**Rincian Soal**:
Tentukan apakah setiap pernyataan berikut sesuai dengan teks bacaan tentang usaha Bu Djoko, lalu jawab ya atau tidak disertai kutipan persis dari teks bacaan yang menjadi penentunya. (a) Jika pesawat transit dua jam, penumpang hanya diberi minuman. (b) Pembayaran dari Garuda dilakukan setiap dua minggu. (c) Sejak tahun 1990 Garuda tetap membayar dengan dolar.

Apabila pesawat itu hanya membutuhkan waktu transit satu jam, Bu Djoko
hanya menyediakan minuman saja. Namun, kalau pesawat itu transit sampai
dua jam, untuk mereka disediakan minuman dan makanan ringan sesuai menu
yang mereka pilih antara bolu kukus, pisang goreng, atau sandwich.
Saat
pesawat transit, Bu Djoko mendapat data jumlah penumpang dari pihak
Garuda. Dari data itu, ia lalu menyediakan makanan dan minuman.
"Pembayarannya dilakukan per dua minggu. Nilainya bisa Rp58 juta," kata
Bu Djoko yang saat itu harus memperpanjang kontrak per tahun dengan
Garuda. Di luar kontrak, Bu Djoko juga mendapat keuntungan dari
penjualan bir. Dalam sehari ia bisa menjual ribuan botol bir yang sering
dikonsumsi turis. "Pendapatan dari menjual bir sehari bisa untuk
membeli satu mobil," kenang Bu Djoko.
Pada
waktu itu (tahun 1985), setiap satu paket makanan ringan nilainya US$3
(US$1 = Rp1.100). "Saat itu minuman masih murah, jadi untung kami
lumayan," kata Bu Djoko. Sayangnya, masa keemasan itu tidak berlangsung
lama karena mulai tahun 1990 Garuda tidak lagi membayar dengan dolar.

**Data yang Diberikan**:
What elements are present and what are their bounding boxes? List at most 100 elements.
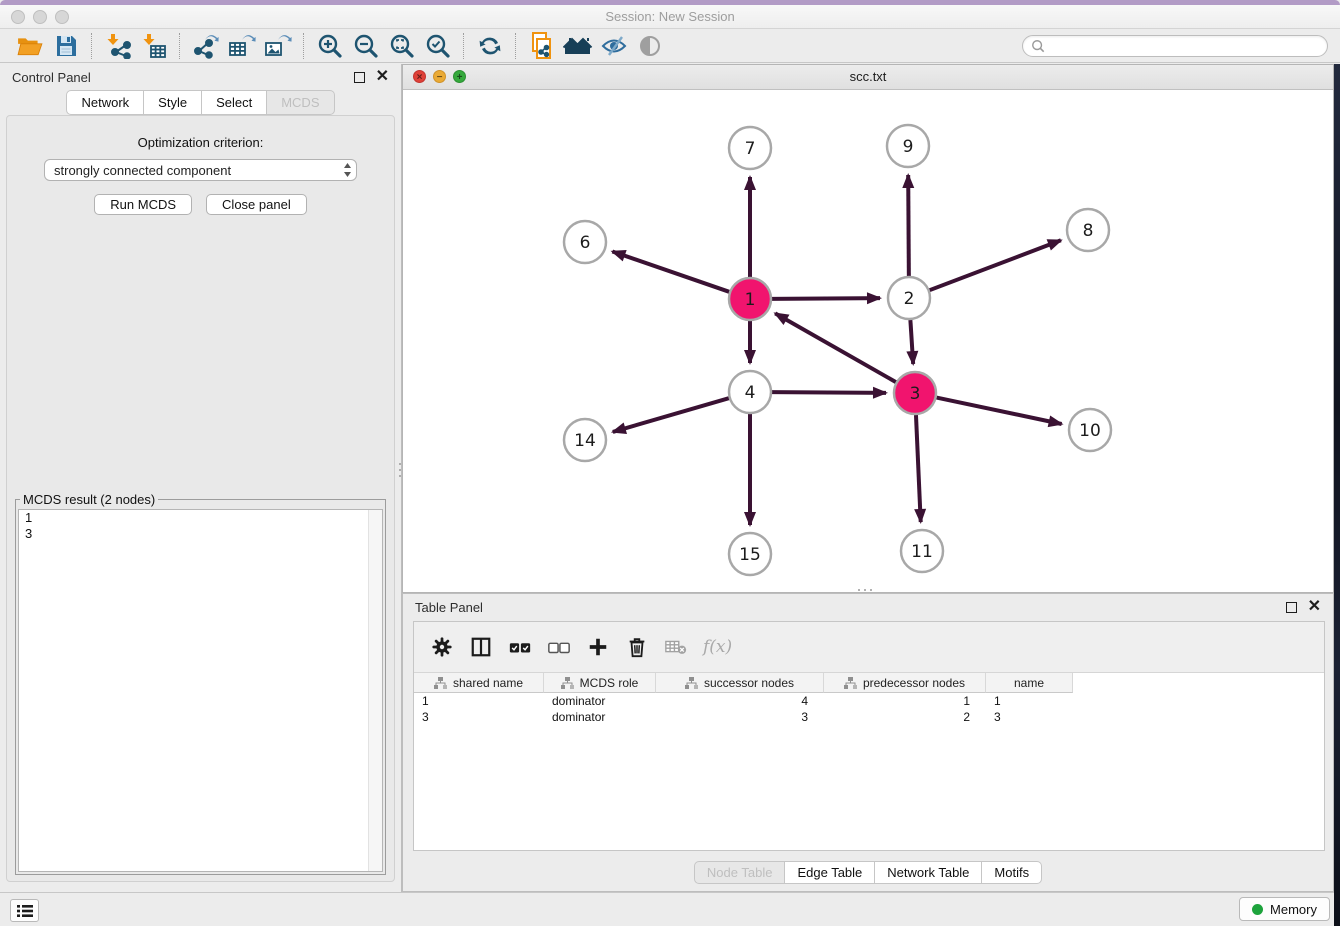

**Jawaban Tugas**:
(a) Tidak: "kalau pesawat itu transit sampai dua jam, untuk mereka disediakan minuman dan makanan ringan"
(b) Ya: "Pembayarannya dilakukan per dua minggu."
(c) Tidak: "mulai tahun 1990 Garuda tidak lagi membayar dengan dolar"